Transcribe the records below exactly.

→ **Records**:
::::
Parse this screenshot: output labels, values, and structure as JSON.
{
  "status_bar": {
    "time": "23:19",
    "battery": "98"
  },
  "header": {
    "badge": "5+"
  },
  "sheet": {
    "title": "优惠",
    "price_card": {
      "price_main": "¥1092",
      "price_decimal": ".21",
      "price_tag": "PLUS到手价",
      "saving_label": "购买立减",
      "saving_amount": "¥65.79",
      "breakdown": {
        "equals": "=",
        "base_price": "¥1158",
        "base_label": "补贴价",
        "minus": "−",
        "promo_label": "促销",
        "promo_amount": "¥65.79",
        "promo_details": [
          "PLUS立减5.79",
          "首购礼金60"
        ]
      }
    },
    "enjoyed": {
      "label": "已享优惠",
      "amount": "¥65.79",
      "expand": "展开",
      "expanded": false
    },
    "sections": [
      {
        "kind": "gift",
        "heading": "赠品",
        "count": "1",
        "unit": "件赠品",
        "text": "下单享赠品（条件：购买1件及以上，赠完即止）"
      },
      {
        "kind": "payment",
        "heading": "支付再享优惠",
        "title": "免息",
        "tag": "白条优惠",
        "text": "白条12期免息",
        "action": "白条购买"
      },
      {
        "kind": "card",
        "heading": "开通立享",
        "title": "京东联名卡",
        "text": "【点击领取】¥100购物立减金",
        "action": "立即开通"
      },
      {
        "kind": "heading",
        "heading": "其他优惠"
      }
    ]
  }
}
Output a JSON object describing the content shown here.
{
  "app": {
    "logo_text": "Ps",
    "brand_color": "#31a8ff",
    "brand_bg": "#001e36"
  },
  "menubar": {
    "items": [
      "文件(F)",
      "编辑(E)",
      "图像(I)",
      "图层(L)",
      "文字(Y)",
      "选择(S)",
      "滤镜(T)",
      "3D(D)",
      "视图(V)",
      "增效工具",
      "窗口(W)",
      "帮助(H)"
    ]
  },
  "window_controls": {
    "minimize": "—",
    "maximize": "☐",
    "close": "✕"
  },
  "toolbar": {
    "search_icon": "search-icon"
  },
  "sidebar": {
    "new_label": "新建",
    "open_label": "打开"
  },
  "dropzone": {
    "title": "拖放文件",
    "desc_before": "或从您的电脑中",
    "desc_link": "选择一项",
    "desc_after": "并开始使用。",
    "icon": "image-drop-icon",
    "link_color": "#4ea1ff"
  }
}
::::
→ **Answer to this exercise**:
Parse this screenshot: output labels, values, and structure as JSON.
{
  "status_bar": {
    "time": "23:19",
    "battery": "98"
  },
  "header": {
    "badge": "5+"
  },
  "sheet": {
    "title": "优惠",
    "price_card": {
      "price_main": "¥1092",
      "price_decimal": ".21",
      "price_tag": "PLUS到手价",
      "saving_label": "购买立减",
      "saving_amount": "¥65.79",
      "breakdown": {
        "equals": "=",
        "base_price": "¥1158",
        "base_label": "补贴价",
        "minus": "−",
        "promo_label": "促销",
        "promo_amount": "¥65.79",
        "promo_details": [
          "PLUS立减5.79",
          "首购礼金60"
        ]
      }
    },
    "enjoyed": {
      "label": "已享优惠",
      "amount": "¥65.79",
      "expand": "展开",
      "expanded": false
    },
    "sections": [
      {
        "kind": "gift",
        "heading": "赠品",
        "count": "1",
        "unit": "件赠品",
        "text": "下单享赠品（条件：购买1件及以上，赠完即止）"
      },
      {
        "kind": "payment",
        "heading": "支付再享优惠",
        "title": "免息",
        "tag": "白条优惠",
        "text": "白条12期免息",
        "action": "白条购买"
      },
      {
        "kind": "card",
        "heading": "开通立享",
        "title": "京东联名卡",
        "text": "【点击领取】¥100购物立减金",
        "action": "立即开通"
      },
      {
        "kind": "heading",
        "heading": "其他优惠"
      }
    ]
  }
}
Output a JSON object describing the content shown here.
{
  "app": {
    "logo_text": "Ps",
    "brand_color": "#31a8ff",
    "brand_bg": "#001e36"
  },
  "menubar": {
    "items": [
      "文件(F)",
      "编辑(E)",
      "图像(I)",
      "图层(L)",
      "文字(Y)",
      "选择(S)",
      "滤镜(T)",
      "3D(D)",
      "视图(V)",
      "增效工具",
      "窗口(W)",
      "帮助(H)"
    ]
  },
  "window_controls": {
    "minimize": "—",
    "maximize": "☐",
    "close": "✕"
  },
  "toolbar": {
    "search_icon": "search-icon"
  },
  "sidebar": {
    "new_label": "新建",
    "open_label": "打开"
  },
  "dropzone": {
    "title": "拖放文件",
    "desc_before": "或从您的电脑中",
    "desc_link": "选择一项",
    "desc_after": "并开始使用。",
    "icon": "image-drop-icon",
    "link_color": "#4ea1ff"
  }
}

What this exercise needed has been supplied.